BEGIN Source records

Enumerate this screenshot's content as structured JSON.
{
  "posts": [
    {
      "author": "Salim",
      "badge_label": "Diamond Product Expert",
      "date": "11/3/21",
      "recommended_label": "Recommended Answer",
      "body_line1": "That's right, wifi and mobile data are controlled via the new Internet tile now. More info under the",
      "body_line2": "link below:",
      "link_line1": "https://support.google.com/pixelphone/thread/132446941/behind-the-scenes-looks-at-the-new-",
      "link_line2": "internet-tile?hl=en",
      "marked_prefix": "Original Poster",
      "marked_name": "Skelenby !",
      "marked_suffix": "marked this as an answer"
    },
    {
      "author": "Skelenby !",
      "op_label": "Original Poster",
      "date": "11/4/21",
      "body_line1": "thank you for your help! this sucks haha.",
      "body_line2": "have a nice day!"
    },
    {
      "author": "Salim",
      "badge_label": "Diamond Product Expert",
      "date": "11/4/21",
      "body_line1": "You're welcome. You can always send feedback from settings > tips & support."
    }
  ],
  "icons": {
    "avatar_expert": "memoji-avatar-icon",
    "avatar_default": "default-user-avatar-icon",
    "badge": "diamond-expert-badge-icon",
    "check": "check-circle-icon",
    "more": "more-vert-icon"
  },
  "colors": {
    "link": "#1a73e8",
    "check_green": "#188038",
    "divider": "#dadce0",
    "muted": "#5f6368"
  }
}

END Source records

- Work required -
Set all of the entries down again, exactly as they were given.

- Response -
Enumerate this screenshot's content as structured JSON.
{
  "posts": [
    {
      "author": "Salim",
      "badge_label": "Diamond Product Expert",
      "date": "11/3/21",
      "recommended_label": "Recommended Answer",
      "body_line1": "That's right, wifi and mobile data are controlled via the new Internet tile now. More info under the",
      "body_line2": "link below:",
      "link_line1": "https://support.google.com/pixelphone/thread/132446941/behind-the-scenes-looks-at-the-new-",
      "link_line2": "internet-tile?hl=en",
      "marked_prefix": "Original Poster",
      "marked_name": "Skelenby !",
      "marked_suffix": "marked this as an answer"
    },
    {
      "author": "Skelenby !",
      "op_label": "Original Poster",
      "date": "11/4/21",
      "body_line1": "thank you for your help! this sucks haha.",
      "body_line2": "have a nice day!"
    },
    {
      "author": "Salim",
      "badge_label": "Diamond Product Expert",
      "date": "11/4/21",
      "body_line1": "You're welcome. You can always send feedback from settings > tips & support."
    }
  ],
  "icons": {
    "avatar_expert": "memoji-avatar-icon",
    "avatar_default": "default-user-avatar-icon",
    "badge": "diamond-expert-badge-icon",
    "check": "check-circle-icon",
    "more": "more-vert-icon"
  },
  "colors": {
    "link": "#1a73e8",
    "check_green": "#188038",
    "divider": "#dadce0",
    "muted": "#5f6368"
  }
}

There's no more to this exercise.